# LISTING
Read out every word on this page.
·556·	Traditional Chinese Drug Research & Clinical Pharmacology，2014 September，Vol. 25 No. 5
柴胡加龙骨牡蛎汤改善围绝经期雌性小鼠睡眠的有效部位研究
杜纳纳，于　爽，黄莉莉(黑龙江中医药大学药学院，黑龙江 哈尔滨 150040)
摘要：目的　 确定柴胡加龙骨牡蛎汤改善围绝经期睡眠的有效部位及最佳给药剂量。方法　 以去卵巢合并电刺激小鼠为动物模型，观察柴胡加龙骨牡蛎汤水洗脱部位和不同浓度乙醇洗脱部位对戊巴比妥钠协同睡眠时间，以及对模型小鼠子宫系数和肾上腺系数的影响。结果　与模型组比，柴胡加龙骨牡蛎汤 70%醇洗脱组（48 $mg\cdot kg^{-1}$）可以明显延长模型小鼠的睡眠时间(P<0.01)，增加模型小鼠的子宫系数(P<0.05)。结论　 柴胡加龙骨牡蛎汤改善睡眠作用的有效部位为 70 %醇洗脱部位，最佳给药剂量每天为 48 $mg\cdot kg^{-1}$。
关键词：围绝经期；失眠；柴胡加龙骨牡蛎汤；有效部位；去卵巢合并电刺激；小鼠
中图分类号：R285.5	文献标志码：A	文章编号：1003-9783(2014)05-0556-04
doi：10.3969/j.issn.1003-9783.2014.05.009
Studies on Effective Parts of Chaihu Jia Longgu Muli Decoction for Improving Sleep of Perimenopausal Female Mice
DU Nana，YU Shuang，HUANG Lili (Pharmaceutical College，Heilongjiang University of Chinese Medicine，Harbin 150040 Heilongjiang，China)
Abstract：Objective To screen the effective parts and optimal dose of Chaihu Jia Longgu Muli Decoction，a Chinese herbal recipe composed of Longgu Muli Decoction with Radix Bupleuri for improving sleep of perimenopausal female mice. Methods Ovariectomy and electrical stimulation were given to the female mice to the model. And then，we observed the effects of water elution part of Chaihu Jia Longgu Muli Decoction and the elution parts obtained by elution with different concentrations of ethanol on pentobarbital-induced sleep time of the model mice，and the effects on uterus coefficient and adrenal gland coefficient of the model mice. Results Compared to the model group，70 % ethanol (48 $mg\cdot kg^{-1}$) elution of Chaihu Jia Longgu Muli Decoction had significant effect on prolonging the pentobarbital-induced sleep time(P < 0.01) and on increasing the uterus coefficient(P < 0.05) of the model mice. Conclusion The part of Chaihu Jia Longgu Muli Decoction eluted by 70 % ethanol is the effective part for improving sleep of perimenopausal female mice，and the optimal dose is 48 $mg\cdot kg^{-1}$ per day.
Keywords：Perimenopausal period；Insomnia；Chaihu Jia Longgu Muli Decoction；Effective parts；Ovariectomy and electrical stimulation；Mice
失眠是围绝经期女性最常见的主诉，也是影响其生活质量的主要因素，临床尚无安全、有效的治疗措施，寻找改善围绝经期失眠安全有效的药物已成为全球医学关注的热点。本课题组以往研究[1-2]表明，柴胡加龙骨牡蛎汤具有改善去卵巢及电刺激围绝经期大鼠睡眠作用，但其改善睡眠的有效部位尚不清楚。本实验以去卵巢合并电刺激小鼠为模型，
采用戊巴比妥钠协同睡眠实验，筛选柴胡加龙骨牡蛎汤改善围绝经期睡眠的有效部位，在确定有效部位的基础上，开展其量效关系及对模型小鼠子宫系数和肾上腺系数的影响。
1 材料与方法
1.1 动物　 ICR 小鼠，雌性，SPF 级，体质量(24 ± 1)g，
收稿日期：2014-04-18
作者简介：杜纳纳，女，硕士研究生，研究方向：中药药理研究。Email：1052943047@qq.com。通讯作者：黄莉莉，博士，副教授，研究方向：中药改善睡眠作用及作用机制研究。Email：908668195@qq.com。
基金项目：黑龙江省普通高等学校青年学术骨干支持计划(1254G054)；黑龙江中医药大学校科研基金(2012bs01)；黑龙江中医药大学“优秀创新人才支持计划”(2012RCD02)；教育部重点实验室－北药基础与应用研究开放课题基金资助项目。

# WHAT IS REQUIRED
Repeat all the records. Match each line exactly.

# SOLUTION TO THIS TASK
Read out every word on this page.
·556·	Traditional Chinese Drug Research & Clinical Pharmacology，2014 September，Vol. 25 No. 5
柴胡加龙骨牡蛎汤改善围绝经期雌性小鼠睡眠的有效部位研究
杜纳纳，于　爽，黄莉莉(黑龙江中医药大学药学院，黑龙江 哈尔滨 150040)
摘要：目的　 确定柴胡加龙骨牡蛎汤改善围绝经期睡眠的有效部位及最佳给药剂量。方法　 以去卵巢合并电刺激小鼠为动物模型，观察柴胡加龙骨牡蛎汤水洗脱部位和不同浓度乙醇洗脱部位对戊巴比妥钠协同睡眠时间，以及对模型小鼠子宫系数和肾上腺系数的影响。结果　与模型组比，柴胡加龙骨牡蛎汤 70%醇洗脱组（48 $mg\cdot kg^{-1}$）可以明显延长模型小鼠的睡眠时间(P<0.01)，增加模型小鼠的子宫系数(P<0.05)。结论　 柴胡加龙骨牡蛎汤改善睡眠作用的有效部位为 70 %醇洗脱部位，最佳给药剂量每天为 48 $mg\cdot kg^{-1}$。
关键词：围绝经期；失眠；柴胡加龙骨牡蛎汤；有效部位；去卵巢合并电刺激；小鼠
中图分类号：R285.5	文献标志码：A	文章编号：1003-9783(2014)05-0556-04
doi：10.3969/j.issn.1003-9783.2014.05.009
Studies on Effective Parts of Chaihu Jia Longgu Muli Decoction for Improving Sleep of Perimenopausal Female Mice
DU Nana，YU Shuang，HUANG Lili (Pharmaceutical College，Heilongjiang University of Chinese Medicine，Harbin 150040 Heilongjiang，China)
Abstract：Objective To screen the effective parts and optimal dose of Chaihu Jia Longgu Muli Decoction，a Chinese herbal recipe composed of Longgu Muli Decoction with Radix Bupleuri for improving sleep of perimenopausal female mice. Methods Ovariectomy and electrical stimulation were given to the female mice to the model. And then，we observed the effects of water elution part of Chaihu Jia Longgu Muli Decoction and the elution parts obtained by elution with different concentrations of ethanol on pentobarbital-induced sleep time of the model mice，and the effects on uterus coefficient and adrenal gland coefficient of the model mice. Results Compared to the model group，70 % ethanol (48 $mg\cdot kg^{-1}$) elution of Chaihu Jia Longgu Muli Decoction had significant effect on prolonging the pentobarbital-induced sleep time(P < 0.01) and on increasing the uterus coefficient(P < 0.05) of the model mice. Conclusion The part of Chaihu Jia Longgu Muli Decoction eluted by 70 % ethanol is the effective part for improving sleep of perimenopausal female mice，and the optimal dose is 48 $mg\cdot kg^{-1}$ per day.
Keywords：Perimenopausal period；Insomnia；Chaihu Jia Longgu Muli Decoction；Effective parts；Ovariectomy and electrical stimulation；Mice
失眠是围绝经期女性最常见的主诉，也是影响其生活质量的主要因素，临床尚无安全、有效的治疗措施，寻找改善围绝经期失眠安全有效的药物已成为全球医学关注的热点。本课题组以往研究[1-2]表明，柴胡加龙骨牡蛎汤具有改善去卵巢及电刺激围绝经期大鼠睡眠作用，但其改善睡眠的有效部位尚不清楚。本实验以去卵巢合并电刺激小鼠为模型，
采用戊巴比妥钠协同睡眠实验，筛选柴胡加龙骨牡蛎汤改善围绝经期睡眠的有效部位，在确定有效部位的基础上，开展其量效关系及对模型小鼠子宫系数和肾上腺系数的影响。
1 材料与方法
1.1 动物　 ICR 小鼠，雌性，SPF 级，体质量(24 ± 1)g，
收稿日期：2014-04-18
作者简介：杜纳纳，女，硕士研究生，研究方向：中药药理研究。Email：1052943047@qq.com。通讯作者：黄莉莉，博士，副教授，研究方向：中药改善睡眠作用及作用机制研究。Email：908668195@qq.com。
基金项目：黑龙江省普通高等学校青年学术骨干支持计划(1254G054)；黑龙江中医药大学校科研基金(2012bs01)；黑龙江中医药大学“优秀创新人才支持计划”(2012RCD02)；教育部重点实验室－北药基础与应用研究开放课题基金资助项目。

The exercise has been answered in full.